Produce a word-for-word copy of the listing below without its pictures.

──────────

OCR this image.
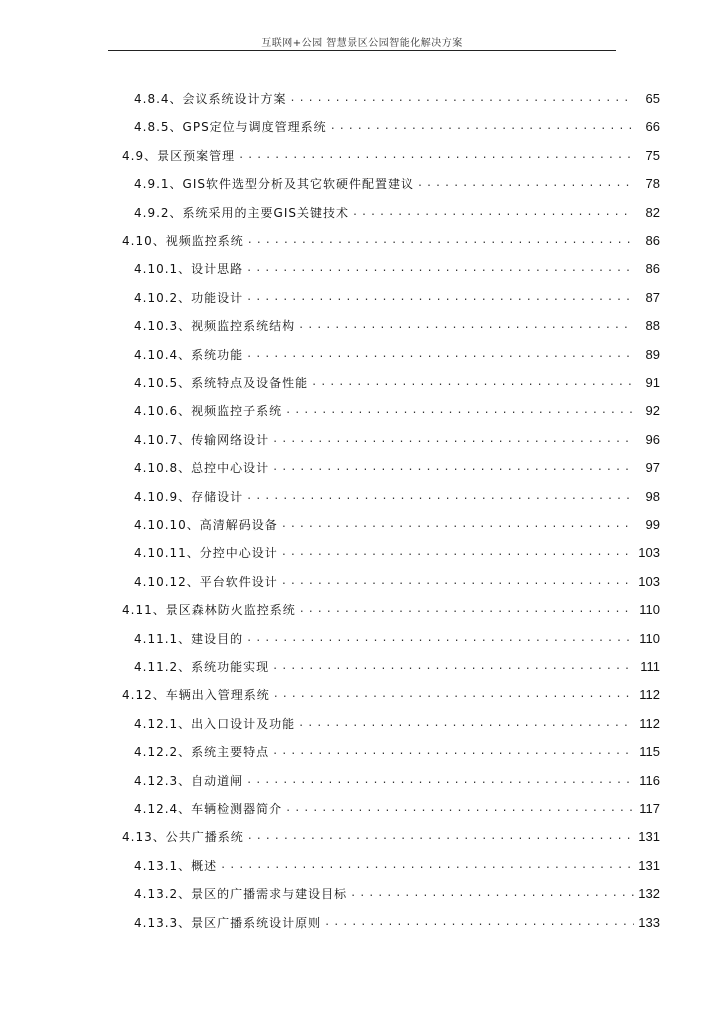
互联网+公园 智慧景区公园智能化解决方案
4.8.4、会议系统设计方案 .....	65
4.8.5、GPS定位与调度管理系统 .....	66
4.9、景区预案管理 .....	75
4.9.1、GIS软件选型分析及其它软硬件配置建议 .....	78
4.9.2、系统采用的主要GIS关键技术 .....	82
4.10、视频监控系统 .....	86
4.10.1、设计思路 .....	86
4.10.2、功能设计 .....	87
4.10.3、视频监控系统结构 .....	88
4.10.4、系统功能 .....	89
4.10.5、系统特点及设备性能 .....	91
4.10.6、视频监控子系统 .....	92
4.10.7、传输网络设计 .....	96
4.10.8、总控中心设计 .....	97
4.10.9、存储设计 .....	98
4.10.10、高清解码设备 .....	99
4.10.11、分控中心设计 .....	103
4.10.12、平台软件设计 .....	103
4.11、景区森林防火监控系统 .....	110
4.11.1、建设目的 .....	110
4.11.2、系统功能实现 .....	111
4.12、车辆出入管理系统 .....	112
4.12.1、出入口设计及功能 .....	112
4.12.2、系统主要特点 .....	115
4.12.3、自动道闸 .....	116
4.12.4、车辆检测器简介 .....	117
4.13、公共广播系统 .....	131
4.13.1、概述 .....	131
4.13.2、景区的广播需求与建设目标 .....	132
4.13.3、景区广播系统设计原则 .....	133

──────────

* Solution to the problem
OCR this image.
互联网+公园 智慧景区公园智能化解决方案
4.8.4、会议系统设计方案 .....	65
4.8.5、GPS定位与调度管理系统 .....	66
4.9、景区预案管理 .....	75
4.9.1、GIS软件选型分析及其它软硬件配置建议 .....	78
4.9.2、系统采用的主要GIS关键技术 .....	82
4.10、视频监控系统 .....	86
4.10.1、设计思路 .....	86
4.10.2、功能设计 .....	87
4.10.3、视频监控系统结构 .....	88
4.10.4、系统功能 .....	89
4.10.5、系统特点及设备性能 .....	91
4.10.6、视频监控子系统 .....	92
4.10.7、传输网络设计 .....	96
4.10.8、总控中心设计 .....	97
4.10.9、存储设计 .....	98
4.10.10、高清解码设备 .....	99
4.10.11、分控中心设计 .....	103
4.10.12、平台软件设计 .....	103
4.11、景区森林防火监控系统 .....	110
4.11.1、建设目的 .....	110
4.11.2、系统功能实现 .....	111
4.12、车辆出入管理系统 .....	112
4.12.1、出入口设计及功能 .....	112
4.12.2、系统主要特点 .....	115
4.12.3、自动道闸 .....	116
4.12.4、车辆检测器简介 .....	117
4.13、公共广播系统 .....	131
4.13.1、概述 .....	131
4.13.2、景区的广播需求与建设目标 .....	132
4.13.3、景区广播系统设计原则 .....	133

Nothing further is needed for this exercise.